*WHAT TO WORK ON*.
Return a copy of each line that holds the string "Photometric".

*Recorded data*.
** begin **

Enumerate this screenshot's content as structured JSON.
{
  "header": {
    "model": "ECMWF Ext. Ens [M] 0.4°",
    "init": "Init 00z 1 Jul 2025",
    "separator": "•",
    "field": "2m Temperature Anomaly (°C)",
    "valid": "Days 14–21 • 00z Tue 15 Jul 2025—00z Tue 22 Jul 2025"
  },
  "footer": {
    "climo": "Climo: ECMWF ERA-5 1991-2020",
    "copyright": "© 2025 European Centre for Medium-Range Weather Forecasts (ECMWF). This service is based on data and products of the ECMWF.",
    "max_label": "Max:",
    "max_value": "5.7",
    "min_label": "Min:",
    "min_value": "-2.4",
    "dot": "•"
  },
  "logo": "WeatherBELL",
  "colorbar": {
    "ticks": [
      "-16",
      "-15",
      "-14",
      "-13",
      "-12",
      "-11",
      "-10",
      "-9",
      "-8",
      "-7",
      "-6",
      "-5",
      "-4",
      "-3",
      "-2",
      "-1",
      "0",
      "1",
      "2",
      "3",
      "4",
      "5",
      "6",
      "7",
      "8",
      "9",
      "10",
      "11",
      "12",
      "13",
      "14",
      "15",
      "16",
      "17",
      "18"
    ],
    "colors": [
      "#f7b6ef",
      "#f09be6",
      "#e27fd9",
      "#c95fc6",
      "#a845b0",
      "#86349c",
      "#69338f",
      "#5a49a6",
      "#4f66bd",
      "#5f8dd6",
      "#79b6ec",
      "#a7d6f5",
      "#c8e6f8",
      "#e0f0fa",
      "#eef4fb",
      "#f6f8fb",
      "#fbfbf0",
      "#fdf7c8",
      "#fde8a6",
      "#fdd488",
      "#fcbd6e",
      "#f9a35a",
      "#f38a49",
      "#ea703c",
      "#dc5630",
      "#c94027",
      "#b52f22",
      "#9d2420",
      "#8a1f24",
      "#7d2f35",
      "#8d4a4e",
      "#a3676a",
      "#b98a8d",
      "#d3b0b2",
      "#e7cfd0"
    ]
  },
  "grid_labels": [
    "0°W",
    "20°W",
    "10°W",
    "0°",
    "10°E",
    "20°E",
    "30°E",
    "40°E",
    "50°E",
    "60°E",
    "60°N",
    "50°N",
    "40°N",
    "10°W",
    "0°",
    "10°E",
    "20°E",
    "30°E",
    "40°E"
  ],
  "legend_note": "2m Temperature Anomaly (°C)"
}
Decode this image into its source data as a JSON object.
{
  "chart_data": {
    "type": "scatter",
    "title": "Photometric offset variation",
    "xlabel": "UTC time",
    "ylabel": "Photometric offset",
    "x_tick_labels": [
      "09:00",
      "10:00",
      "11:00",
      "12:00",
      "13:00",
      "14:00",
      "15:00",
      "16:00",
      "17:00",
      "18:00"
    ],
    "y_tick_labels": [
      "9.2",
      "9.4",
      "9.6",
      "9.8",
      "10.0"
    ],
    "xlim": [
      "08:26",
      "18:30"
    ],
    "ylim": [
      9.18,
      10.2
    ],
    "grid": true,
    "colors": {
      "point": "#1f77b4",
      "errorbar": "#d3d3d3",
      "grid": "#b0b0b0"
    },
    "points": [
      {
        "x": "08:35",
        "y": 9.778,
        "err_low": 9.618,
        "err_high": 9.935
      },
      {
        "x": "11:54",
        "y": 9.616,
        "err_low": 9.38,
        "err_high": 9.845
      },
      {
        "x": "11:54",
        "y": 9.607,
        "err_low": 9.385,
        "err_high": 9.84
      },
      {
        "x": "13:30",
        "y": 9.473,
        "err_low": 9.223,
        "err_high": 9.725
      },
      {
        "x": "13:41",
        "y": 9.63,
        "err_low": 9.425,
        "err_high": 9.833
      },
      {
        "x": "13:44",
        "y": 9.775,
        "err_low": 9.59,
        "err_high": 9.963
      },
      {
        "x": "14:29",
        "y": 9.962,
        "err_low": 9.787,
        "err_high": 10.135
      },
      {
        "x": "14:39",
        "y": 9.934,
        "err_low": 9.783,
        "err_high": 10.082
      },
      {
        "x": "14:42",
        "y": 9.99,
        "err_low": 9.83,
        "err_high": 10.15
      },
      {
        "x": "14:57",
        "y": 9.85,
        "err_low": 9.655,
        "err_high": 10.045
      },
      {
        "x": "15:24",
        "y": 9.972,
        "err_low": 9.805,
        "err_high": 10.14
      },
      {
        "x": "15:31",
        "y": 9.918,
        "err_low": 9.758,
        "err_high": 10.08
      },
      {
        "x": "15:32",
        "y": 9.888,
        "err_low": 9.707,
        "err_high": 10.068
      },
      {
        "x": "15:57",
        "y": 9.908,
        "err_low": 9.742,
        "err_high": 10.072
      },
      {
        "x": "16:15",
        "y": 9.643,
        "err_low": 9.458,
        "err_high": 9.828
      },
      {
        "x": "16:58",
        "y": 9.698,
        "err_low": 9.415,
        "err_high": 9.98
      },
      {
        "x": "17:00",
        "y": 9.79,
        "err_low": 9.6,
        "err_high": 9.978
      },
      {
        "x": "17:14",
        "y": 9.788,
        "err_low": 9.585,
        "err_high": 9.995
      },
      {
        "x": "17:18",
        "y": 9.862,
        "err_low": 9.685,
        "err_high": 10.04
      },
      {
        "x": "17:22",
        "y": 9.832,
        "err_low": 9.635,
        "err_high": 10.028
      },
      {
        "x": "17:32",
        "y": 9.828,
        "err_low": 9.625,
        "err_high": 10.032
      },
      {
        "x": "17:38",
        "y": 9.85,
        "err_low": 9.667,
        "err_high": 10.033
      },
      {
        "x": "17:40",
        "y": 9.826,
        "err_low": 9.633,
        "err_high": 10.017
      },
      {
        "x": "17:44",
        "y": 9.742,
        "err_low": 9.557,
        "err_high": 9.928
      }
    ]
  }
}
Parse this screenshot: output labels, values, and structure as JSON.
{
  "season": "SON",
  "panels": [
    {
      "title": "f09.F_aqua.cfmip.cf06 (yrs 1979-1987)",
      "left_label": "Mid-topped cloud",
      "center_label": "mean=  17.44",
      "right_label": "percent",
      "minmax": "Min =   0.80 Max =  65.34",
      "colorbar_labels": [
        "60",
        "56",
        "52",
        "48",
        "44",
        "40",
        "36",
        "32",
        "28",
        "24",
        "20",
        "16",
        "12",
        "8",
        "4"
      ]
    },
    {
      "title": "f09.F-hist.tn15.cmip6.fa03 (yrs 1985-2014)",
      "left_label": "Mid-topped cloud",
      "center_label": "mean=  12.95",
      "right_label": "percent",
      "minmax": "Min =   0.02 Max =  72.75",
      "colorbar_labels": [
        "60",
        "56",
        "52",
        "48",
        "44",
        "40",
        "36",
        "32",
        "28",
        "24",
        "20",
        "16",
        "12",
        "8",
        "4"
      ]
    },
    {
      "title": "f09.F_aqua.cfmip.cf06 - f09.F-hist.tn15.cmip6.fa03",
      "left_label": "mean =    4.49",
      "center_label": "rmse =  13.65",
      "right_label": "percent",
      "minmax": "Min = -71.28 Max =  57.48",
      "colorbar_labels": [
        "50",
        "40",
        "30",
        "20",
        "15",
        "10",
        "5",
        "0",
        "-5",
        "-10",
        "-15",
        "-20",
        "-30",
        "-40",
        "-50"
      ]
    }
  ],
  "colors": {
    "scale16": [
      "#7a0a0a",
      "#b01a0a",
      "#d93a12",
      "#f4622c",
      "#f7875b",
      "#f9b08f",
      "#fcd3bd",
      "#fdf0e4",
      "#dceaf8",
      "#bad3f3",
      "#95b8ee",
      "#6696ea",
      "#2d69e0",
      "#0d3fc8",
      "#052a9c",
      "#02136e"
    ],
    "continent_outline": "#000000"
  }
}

** end **

*ANSWER TO THIS EXERCISE*.
    "title": "Photometric offset variation",
    "ylabel": "Photometric offset",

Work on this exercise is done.